(PROBLEM)
Each line that holds the word "城乡社区环境卫生" is to be identified and copied.

(ENTRIES SHOWN)
----------
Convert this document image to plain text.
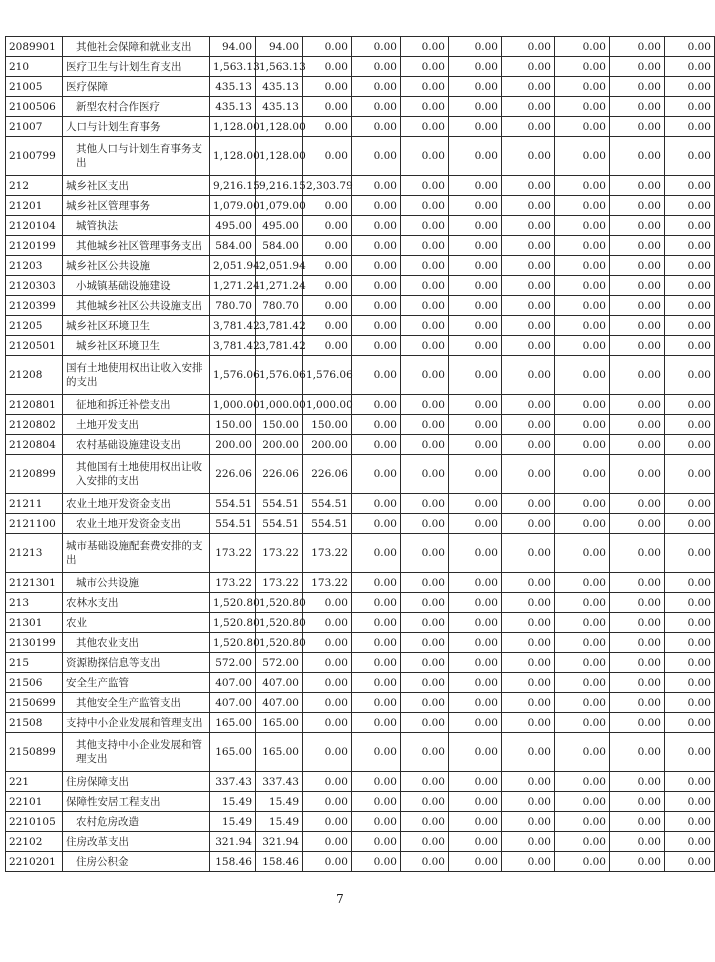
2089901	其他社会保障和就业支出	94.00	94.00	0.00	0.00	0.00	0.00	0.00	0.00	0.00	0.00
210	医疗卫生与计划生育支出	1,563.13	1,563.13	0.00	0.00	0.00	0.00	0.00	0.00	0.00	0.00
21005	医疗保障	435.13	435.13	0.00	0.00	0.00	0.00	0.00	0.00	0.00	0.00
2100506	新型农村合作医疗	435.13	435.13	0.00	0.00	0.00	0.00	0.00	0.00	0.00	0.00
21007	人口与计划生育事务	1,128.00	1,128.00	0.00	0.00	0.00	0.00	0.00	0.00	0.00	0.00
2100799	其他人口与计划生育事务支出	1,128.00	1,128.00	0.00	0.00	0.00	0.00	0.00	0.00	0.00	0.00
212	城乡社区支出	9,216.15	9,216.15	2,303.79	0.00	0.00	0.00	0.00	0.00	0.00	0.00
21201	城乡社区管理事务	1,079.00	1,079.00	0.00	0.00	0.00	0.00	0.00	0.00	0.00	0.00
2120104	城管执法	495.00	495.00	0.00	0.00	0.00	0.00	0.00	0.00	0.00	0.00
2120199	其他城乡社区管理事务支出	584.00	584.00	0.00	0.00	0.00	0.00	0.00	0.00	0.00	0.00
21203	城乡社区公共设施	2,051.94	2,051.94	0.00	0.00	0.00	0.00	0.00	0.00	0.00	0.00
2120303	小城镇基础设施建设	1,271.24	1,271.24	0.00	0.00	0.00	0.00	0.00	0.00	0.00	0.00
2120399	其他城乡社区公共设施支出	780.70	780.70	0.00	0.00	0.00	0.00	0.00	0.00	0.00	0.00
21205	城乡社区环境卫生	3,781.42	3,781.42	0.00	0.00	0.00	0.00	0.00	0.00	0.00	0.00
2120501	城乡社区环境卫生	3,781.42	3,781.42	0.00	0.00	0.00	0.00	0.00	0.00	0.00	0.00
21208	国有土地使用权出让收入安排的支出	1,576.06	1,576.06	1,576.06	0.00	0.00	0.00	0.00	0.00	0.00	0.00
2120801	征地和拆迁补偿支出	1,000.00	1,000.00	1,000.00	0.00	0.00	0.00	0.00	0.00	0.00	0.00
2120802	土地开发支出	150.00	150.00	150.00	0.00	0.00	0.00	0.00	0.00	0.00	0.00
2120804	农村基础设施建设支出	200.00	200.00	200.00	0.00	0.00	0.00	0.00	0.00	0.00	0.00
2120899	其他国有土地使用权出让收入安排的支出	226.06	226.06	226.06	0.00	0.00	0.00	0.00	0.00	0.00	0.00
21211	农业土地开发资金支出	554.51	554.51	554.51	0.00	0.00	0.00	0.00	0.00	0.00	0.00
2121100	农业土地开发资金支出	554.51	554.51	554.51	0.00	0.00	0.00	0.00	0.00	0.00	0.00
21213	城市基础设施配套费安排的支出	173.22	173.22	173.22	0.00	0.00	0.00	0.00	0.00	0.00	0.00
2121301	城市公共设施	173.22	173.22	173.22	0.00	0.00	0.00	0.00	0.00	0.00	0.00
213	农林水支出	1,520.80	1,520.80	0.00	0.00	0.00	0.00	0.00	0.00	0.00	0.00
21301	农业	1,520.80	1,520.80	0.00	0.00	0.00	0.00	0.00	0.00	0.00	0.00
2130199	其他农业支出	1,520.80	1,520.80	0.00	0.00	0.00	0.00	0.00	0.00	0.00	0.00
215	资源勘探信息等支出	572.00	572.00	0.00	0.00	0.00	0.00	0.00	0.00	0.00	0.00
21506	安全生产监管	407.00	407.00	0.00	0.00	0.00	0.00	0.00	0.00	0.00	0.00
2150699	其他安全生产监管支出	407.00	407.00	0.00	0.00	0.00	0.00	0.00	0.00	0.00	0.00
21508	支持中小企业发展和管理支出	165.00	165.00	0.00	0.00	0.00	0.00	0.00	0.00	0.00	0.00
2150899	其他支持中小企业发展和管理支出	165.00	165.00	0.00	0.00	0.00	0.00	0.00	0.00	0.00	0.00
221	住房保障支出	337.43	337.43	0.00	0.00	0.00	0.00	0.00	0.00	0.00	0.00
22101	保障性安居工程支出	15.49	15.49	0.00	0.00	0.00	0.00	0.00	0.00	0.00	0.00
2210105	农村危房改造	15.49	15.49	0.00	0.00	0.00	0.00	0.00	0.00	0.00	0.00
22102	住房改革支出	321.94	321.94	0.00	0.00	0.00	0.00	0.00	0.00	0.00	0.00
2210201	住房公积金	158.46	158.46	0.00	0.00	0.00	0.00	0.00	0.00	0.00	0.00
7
----------
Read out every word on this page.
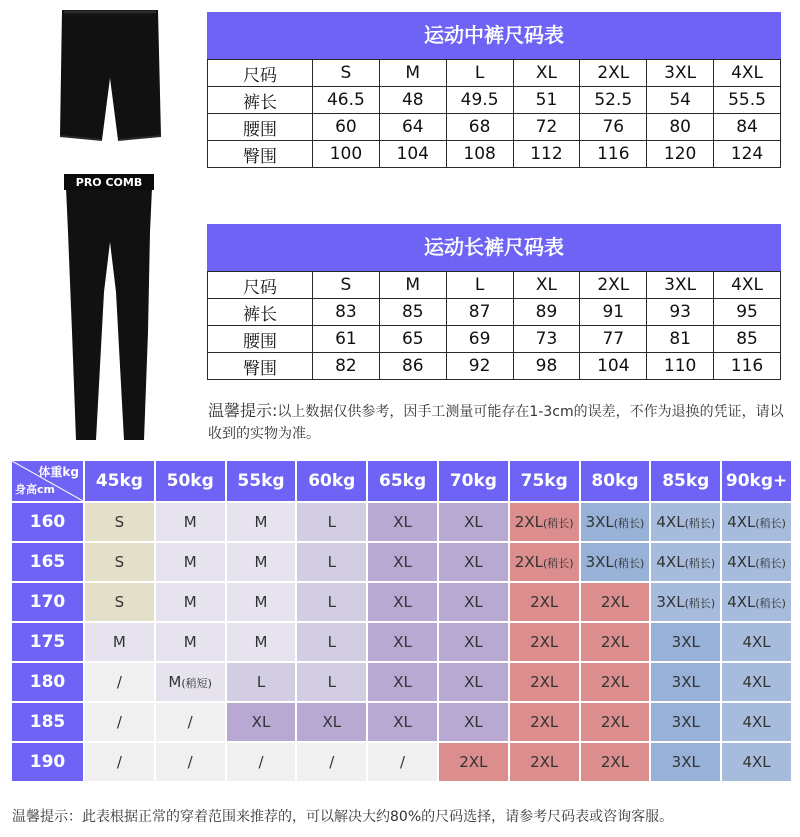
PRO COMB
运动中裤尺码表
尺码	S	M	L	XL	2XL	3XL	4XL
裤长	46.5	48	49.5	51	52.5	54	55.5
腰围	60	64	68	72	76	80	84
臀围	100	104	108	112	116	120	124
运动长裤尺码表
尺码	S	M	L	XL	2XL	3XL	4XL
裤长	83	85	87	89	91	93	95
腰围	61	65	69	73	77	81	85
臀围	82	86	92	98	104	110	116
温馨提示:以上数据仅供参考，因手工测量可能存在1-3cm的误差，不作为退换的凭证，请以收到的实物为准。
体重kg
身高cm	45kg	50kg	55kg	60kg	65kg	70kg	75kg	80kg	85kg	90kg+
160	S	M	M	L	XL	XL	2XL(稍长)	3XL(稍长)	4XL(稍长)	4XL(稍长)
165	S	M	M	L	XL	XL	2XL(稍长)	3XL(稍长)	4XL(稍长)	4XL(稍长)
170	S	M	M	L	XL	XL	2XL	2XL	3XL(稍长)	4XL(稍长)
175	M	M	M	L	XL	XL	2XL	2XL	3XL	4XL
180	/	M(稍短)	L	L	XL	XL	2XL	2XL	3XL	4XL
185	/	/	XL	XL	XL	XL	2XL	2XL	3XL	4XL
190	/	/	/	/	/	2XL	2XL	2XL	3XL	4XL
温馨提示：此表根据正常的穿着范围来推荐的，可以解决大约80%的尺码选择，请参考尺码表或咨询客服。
----------
(EXERCISE SOLUTION)
21205	城乡社区环境卫生	3,781.42	3,781.42	0.00	0.00	0.00	0.00	0.00	0.00	0.00	0.00
2120501	城乡社区环境卫生	3,781.42	3,781.42	0.00	0.00	0.00	0.00	0.00	0.00	0.00	0.00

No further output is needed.